On Sunday, the Kansas City Star published a story about a horrific rape in Maryville, Missouri that went unprosecuted last year. On Tuesday, the hacker group Anonymous announced their plan to mobilize in favor of an investigation. Today, after a torrent of calls and emails, Missouri's Lieutenant Governor Peter Kinder is calling for a grand jury investigation.
“Since Sunday I have read with growing dismay the media accounts of the Daisy Coleman case in Nodaway County. I make no claim to knowledge of all the facts. Still, facts revealed in exhaustive media reports, including the 4,000-word piece in the Kansas City Star, raise all kinds of questions that it is now clear won’t be put to rest. These questions will fester and taint the reputation of our state for delivering impartial justice to all.
“I am disappointed that the Attorney General would wash his hands of the matter through a brief statement by a spokesman. The appalling facts in the public record shock the conscience and cry out that responsible authorities must take another look. I call on Attorney General Koster and Prosecutor Rice to join me in asking that the Circuit Court convene a grand jury to review all the evidence, hear all witnesses, and issue a decision as to whether charges should ensue.
“I hope that responsible officials will join me in this call for a grand jury to make the final call on whether criminal charges should or should not be filed.”

:: SET PROBLEM 1 ::
List every official the news report on the Maryville case names, each with the title it gives.
:: SET PROBLEM 2 ::
Carry on the news report on the Maryville case from its final sentence.
The data after this point comes from a separate source unrelated to the news report.

:: RECORDS ::
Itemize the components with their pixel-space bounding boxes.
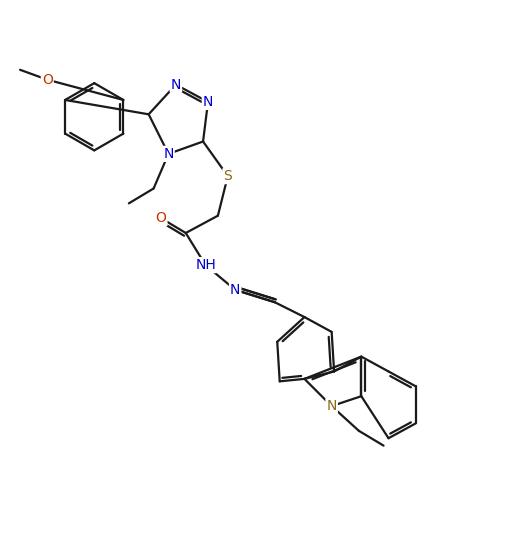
Text: N: N (163, 147, 174, 161)
Text: N: N (203, 95, 213, 109)
Text: S: S (224, 169, 232, 183)
Text: NH: NH (195, 258, 216, 272)
Text: O: O (155, 211, 167, 225)
Text: O: O (42, 73, 53, 87)
Text: N: N (327, 399, 337, 413)
Text: N: N (171, 78, 181, 92)
Text: N: N (230, 283, 240, 297)
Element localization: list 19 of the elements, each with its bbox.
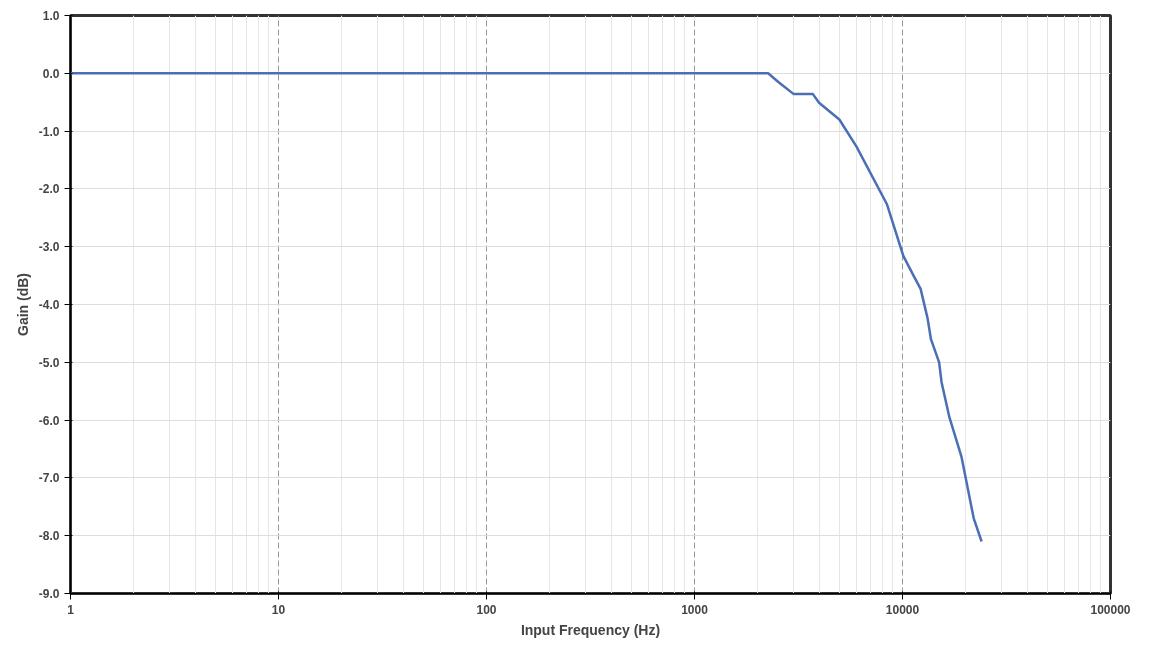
y-tick-label: -9.0 [38, 587, 60, 601]
y-tick-label: -4.0 [38, 298, 60, 312]
x-tick-label: 10000 [885, 602, 920, 617]
x-tick-label: 1 [67, 602, 75, 617]
x-tick-label: 100000 [1090, 602, 1131, 617]
y-tick-label: 0.0 [42, 66, 60, 81]
y-tick-label: -7.0 [38, 471, 60, 486]
y-axis-title: Gain (dB) [14, 273, 31, 336]
y-tick-label: -6.0 [38, 413, 60, 428]
x-tick-label: 1000 [681, 602, 709, 617]
y-tick-label: -5.0 [38, 355, 60, 370]
y-tick-label: -2.0 [38, 182, 60, 197]
x-axis-title: Input Frequency (Hz) [520, 621, 661, 638]
y-tick-label: -8.0 [38, 529, 60, 544]
y-tick-label: -3.0 [38, 240, 60, 255]
y-tick-label: -1.0 [38, 124, 60, 139]
x-tick-label: 10 [271, 602, 286, 617]
y-tick-label: 1.0 [42, 9, 60, 23]
x-tick-label: 100 [476, 602, 497, 617]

:: TASK RESULT 1 ::
Lieutenant Governor Peter Kinder; Attorney General Koster; Prosecutor Rice

:: TASK RESULT 2 ::
This doesn't represent a resolution just yet. But Slate's Emily Bazelon explains why it's likely this will result in a grand jury being called:
Kinder’s statement on its own doesn’t mean there will be a grand jury, necessarily. But the politics suggest it’s likely. Kinder is a Republican. Koster is a Democrat (he switched parties in 2007). Now there will be pressure on him to respond. (Update, Oct. 15: Missouri House Speaker Timothy Jones, another Republican, has also called on Koster to investigate.)
So that's good. Traditional reporting combined with online activism have done what they do well: raised awareness of an issue and put the spotlight of public attention on it. Hopefully, Anonymous's #OpMaryville will continue to work to pressure public officials into making sure the case is investigated, rather than trying to investigate the case on its own. When that's happened in the past, as in Stuebenville, the results have been questionable.
UPDATE: 10:22AM: The first signs of Anonymous getting into pitchfork-and-torch mode in Maryville have started. A 22-year old Maryville resident published a relatively innocuous tweet saying that he wishes people wouldn't bash Maryville, and that he likes the schools, the bars, and the people there.
In response, he's been doxxed. Anonymous users are circulating the tweet as well as his personal information -- his home address and phone number, his parents contact information, and his email and social media addresses. So far it's just a small contingent, but it's troubling.